[Records]
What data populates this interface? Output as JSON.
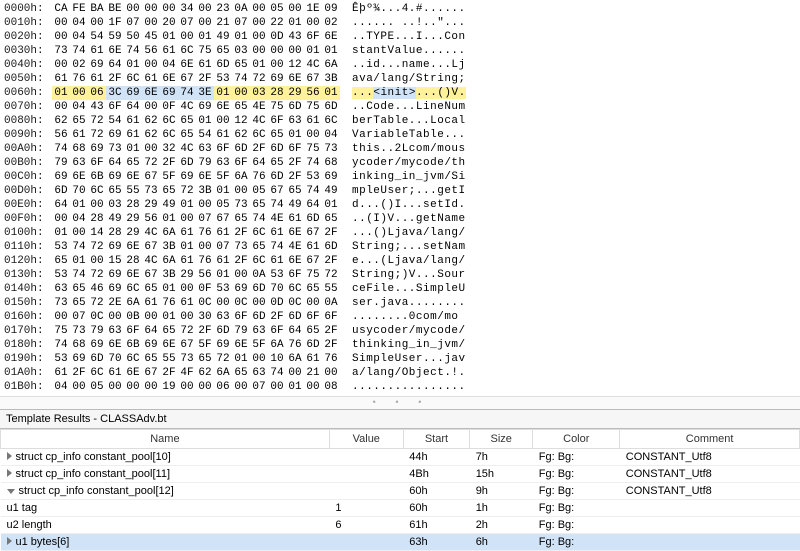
{
  "hex": {
    "rows": [
      {
        "addr": "0000h:",
        "bytes": [
          "CA",
          "FE",
          "BA",
          "BE",
          "00",
          "00",
          "00",
          "34",
          "00",
          "23",
          "0A",
          "00",
          "05",
          "00",
          "1E",
          "09"
        ],
        "ascii": "Êþº¾...4.#......",
        "hl": []
      },
      {
        "addr": "0010h:",
        "bytes": [
          "00",
          "04",
          "00",
          "1F",
          "07",
          "00",
          "20",
          "07",
          "00",
          "21",
          "07",
          "00",
          "22",
          "01",
          "00",
          "02"
        ],
        "ascii": "...... ..!..\"...",
        "hl": []
      },
      {
        "addr": "0020h:",
        "bytes": [
          "00",
          "04",
          "54",
          "59",
          "50",
          "45",
          "01",
          "00",
          "01",
          "49",
          "01",
          "00",
          "0D",
          "43",
          "6F",
          "6E"
        ],
        "ascii": "..TYPE...I...Con",
        "hl": []
      },
      {
        "addr": "0030h:",
        "bytes": [
          "73",
          "74",
          "61",
          "6E",
          "74",
          "56",
          "61",
          "6C",
          "75",
          "65",
          "03",
          "00",
          "00",
          "00",
          "01",
          "01"
        ],
        "ascii": "stantValue......",
        "hl": []
      },
      {
        "addr": "0040h:",
        "bytes": [
          "00",
          "02",
          "69",
          "64",
          "01",
          "00",
          "04",
          "6E",
          "61",
          "6D",
          "65",
          "01",
          "00",
          "12",
          "4C",
          "6A"
        ],
        "ascii": "..id...name...Lj",
        "hl": []
      },
      {
        "addr": "0050h:",
        "bytes": [
          "61",
          "76",
          "61",
          "2F",
          "6C",
          "61",
          "6E",
          "67",
          "2F",
          "53",
          "74",
          "72",
          "69",
          "6E",
          "67",
          "3B"
        ],
        "ascii": "ava/lang/String;",
        "hl": []
      },
      {
        "addr": "0060h:",
        "bytes": [
          "01",
          "00",
          "06",
          "3C",
          "69",
          "6E",
          "69",
          "74",
          "3E",
          "01",
          "00",
          "03",
          "28",
          "29",
          "56",
          "01"
        ],
        "ascii": "...<init>...()V.",
        "hl": [
          {
            "cls": "hl-yellow",
            "from": 0,
            "to": 15
          },
          {
            "cls": "hl-blue",
            "from": 3,
            "to": 8
          }
        ],
        "ascii_hl": [
          {
            "cls": "hl-yellow",
            "from": 0,
            "to": 15
          },
          {
            "cls": "hl-blue",
            "from": 3,
            "to": 8
          }
        ]
      },
      {
        "addr": "0070h:",
        "bytes": [
          "00",
          "04",
          "43",
          "6F",
          "64",
          "00",
          "0F",
          "4C",
          "69",
          "6E",
          "65",
          "4E",
          "75",
          "6D",
          "75",
          "6D"
        ],
        "ascii": "..Code...LineNum",
        "hl": []
      },
      {
        "addr": "0080h:",
        "bytes": [
          "62",
          "65",
          "72",
          "54",
          "61",
          "62",
          "6C",
          "65",
          "01",
          "00",
          "12",
          "4C",
          "6F",
          "63",
          "61",
          "6C"
        ],
        "ascii": "berTable...Local",
        "hl": []
      },
      {
        "addr": "0090h:",
        "bytes": [
          "56",
          "61",
          "72",
          "69",
          "61",
          "62",
          "6C",
          "65",
          "54",
          "61",
          "62",
          "6C",
          "65",
          "01",
          "00",
          "04"
        ],
        "ascii": "VariableTable...",
        "hl": []
      },
      {
        "addr": "00A0h:",
        "bytes": [
          "74",
          "68",
          "69",
          "73",
          "01",
          "00",
          "32",
          "4C",
          "63",
          "6F",
          "6D",
          "2F",
          "6D",
          "6F",
          "75",
          "73"
        ],
        "ascii": "this..2Lcom/mous",
        "hl": []
      },
      {
        "addr": "00B0h:",
        "bytes": [
          "79",
          "63",
          "6F",
          "64",
          "65",
          "72",
          "2F",
          "6D",
          "79",
          "63",
          "6F",
          "64",
          "65",
          "2F",
          "74",
          "68"
        ],
        "ascii": "ycoder/mycode/th",
        "hl": []
      },
      {
        "addr": "00C0h:",
        "bytes": [
          "69",
          "6E",
          "6B",
          "69",
          "6E",
          "67",
          "5F",
          "69",
          "6E",
          "5F",
          "6A",
          "76",
          "6D",
          "2F",
          "53",
          "69"
        ],
        "ascii": "inking_in_jvm/Si",
        "hl": []
      },
      {
        "addr": "00D0h:",
        "bytes": [
          "6D",
          "70",
          "6C",
          "65",
          "55",
          "73",
          "65",
          "72",
          "3B",
          "01",
          "00",
          "05",
          "67",
          "65",
          "74",
          "49"
        ],
        "ascii": "mpleUser;...getI",
        "hl": []
      },
      {
        "addr": "00E0h:",
        "bytes": [
          "64",
          "01",
          "00",
          "03",
          "28",
          "29",
          "49",
          "01",
          "00",
          "05",
          "73",
          "65",
          "74",
          "49",
          "64",
          "01"
        ],
        "ascii": "d...()I...setId.",
        "hl": []
      },
      {
        "addr": "00F0h:",
        "bytes": [
          "00",
          "04",
          "28",
          "49",
          "29",
          "56",
          "01",
          "00",
          "07",
          "67",
          "65",
          "74",
          "4E",
          "61",
          "6D",
          "65"
        ],
        "ascii": "..(I)V...getName",
        "hl": []
      },
      {
        "addr": "0100h:",
        "bytes": [
          "01",
          "00",
          "14",
          "28",
          "29",
          "4C",
          "6A",
          "61",
          "76",
          "61",
          "2F",
          "6C",
          "61",
          "6E",
          "67",
          "2F"
        ],
        "ascii": "...()Ljava/lang/",
        "hl": []
      },
      {
        "addr": "0110h:",
        "bytes": [
          "53",
          "74",
          "72",
          "69",
          "6E",
          "67",
          "3B",
          "01",
          "00",
          "07",
          "73",
          "65",
          "74",
          "4E",
          "61",
          "6D"
        ],
        "ascii": "String;...setNam",
        "hl": []
      },
      {
        "addr": "0120h:",
        "bytes": [
          "65",
          "01",
          "00",
          "15",
          "28",
          "4C",
          "6A",
          "61",
          "76",
          "61",
          "2F",
          "6C",
          "61",
          "6E",
          "67",
          "2F"
        ],
        "ascii": "e...(Ljava/lang/",
        "hl": []
      },
      {
        "addr": "0130h:",
        "bytes": [
          "53",
          "74",
          "72",
          "69",
          "6E",
          "67",
          "3B",
          "29",
          "56",
          "01",
          "00",
          "0A",
          "53",
          "6F",
          "75",
          "72"
        ],
        "ascii": "String;)V...Sour",
        "hl": []
      },
      {
        "addr": "0140h:",
        "bytes": [
          "63",
          "65",
          "46",
          "69",
          "6C",
          "65",
          "01",
          "00",
          "0F",
          "53",
          "69",
          "6D",
          "70",
          "6C",
          "65",
          "55"
        ],
        "ascii": "ceFile...SimpleU",
        "hl": []
      },
      {
        "addr": "0150h:",
        "bytes": [
          "73",
          "65",
          "72",
          "2E",
          "6A",
          "61",
          "76",
          "61",
          "0C",
          "00",
          "0C",
          "00",
          "0D",
          "0C",
          "00",
          "0A"
        ],
        "ascii": "ser.java........",
        "hl": []
      },
      {
        "addr": "0160h:",
        "bytes": [
          "00",
          "07",
          "0C",
          "00",
          "0B",
          "00",
          "01",
          "00",
          "30",
          "63",
          "6F",
          "6D",
          "2F",
          "6D",
          "6F",
          "6F"
        ],
        "ascii": "........0com/mo",
        "hl": []
      },
      {
        "addr": "0170h:",
        "bytes": [
          "75",
          "73",
          "79",
          "63",
          "6F",
          "64",
          "65",
          "72",
          "2F",
          "6D",
          "79",
          "63",
          "6F",
          "64",
          "65",
          "2F"
        ],
        "ascii": "usycoder/mycode/",
        "hl": []
      },
      {
        "addr": "0180h:",
        "bytes": [
          "74",
          "68",
          "69",
          "6E",
          "6B",
          "69",
          "6E",
          "67",
          "5F",
          "69",
          "6E",
          "5F",
          "6A",
          "76",
          "6D",
          "2F"
        ],
        "ascii": "thinking_in_jvm/",
        "hl": []
      },
      {
        "addr": "0190h:",
        "bytes": [
          "53",
          "69",
          "6D",
          "70",
          "6C",
          "65",
          "55",
          "73",
          "65",
          "72",
          "01",
          "00",
          "10",
          "6A",
          "61",
          "76"
        ],
        "ascii": "SimpleUser...jav",
        "hl": []
      },
      {
        "addr": "01A0h:",
        "bytes": [
          "61",
          "2F",
          "6C",
          "61",
          "6E",
          "67",
          "2F",
          "4F",
          "62",
          "6A",
          "65",
          "63",
          "74",
          "00",
          "21",
          "00"
        ],
        "ascii": "a/lang/Object.!.",
        "hl": []
      },
      {
        "addr": "01B0h:",
        "bytes": [
          "04",
          "00",
          "05",
          "00",
          "00",
          "00",
          "19",
          "00",
          "00",
          "06",
          "00",
          "07",
          "00",
          "01",
          "00",
          "08"
        ],
        "ascii": "................",
        "hl": []
      }
    ]
  },
  "template": {
    "title": "Template Results - CLASSAdv.bt",
    "columns": [
      "Name",
      "Value",
      "Start",
      "Size",
      "Color",
      "Comment"
    ],
    "rows": [
      {
        "name": "struct cp_info constant_pool[10]",
        "value": "",
        "start": "44h",
        "size": "7h",
        "fg": "Fg:",
        "bg": "Bg:",
        "comment": "CONSTANT_Utf8",
        "toggle": "closed",
        "indent": 1,
        "selected": false
      },
      {
        "name": "struct cp_info constant_pool[11]",
        "value": "",
        "start": "4Bh",
        "size": "15h",
        "fg": "Fg:",
        "bg": "Bg:",
        "comment": "CONSTANT_Utf8",
        "toggle": "closed",
        "indent": 1,
        "selected": false
      },
      {
        "name": "struct cp_info constant_pool[12]",
        "value": "",
        "start": "60h",
        "size": "9h",
        "fg": "Fg:",
        "bg": "Bg:",
        "comment": "CONSTANT_Utf8",
        "toggle": "open",
        "indent": 1,
        "selected": false
      },
      {
        "name": "u1 tag",
        "value": "1",
        "start": "60h",
        "size": "1h",
        "fg": "Fg:",
        "bg": "Bg:",
        "comment": "",
        "toggle": "",
        "indent": 2,
        "selected": false
      },
      {
        "name": "u2 length",
        "value": "6",
        "start": "61h",
        "size": "2h",
        "fg": "Fg:",
        "bg": "Bg:",
        "comment": "",
        "toggle": "",
        "indent": 2,
        "selected": false
      },
      {
        "name": "u1 bytes[6]",
        "value": "",
        "start": "63h",
        "size": "6h",
        "fg": "Fg:",
        "bg": "Bg:",
        "comment": "",
        "toggle": "closed",
        "indent": 2,
        "selected": true
      }
    ]
  }
}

| Aim of the task |
Copy every line from the records above that contains the word "this".

| Written solution |
What data populates this interface? Output as JSON.
        "ascii": "this..2Lcom/mous",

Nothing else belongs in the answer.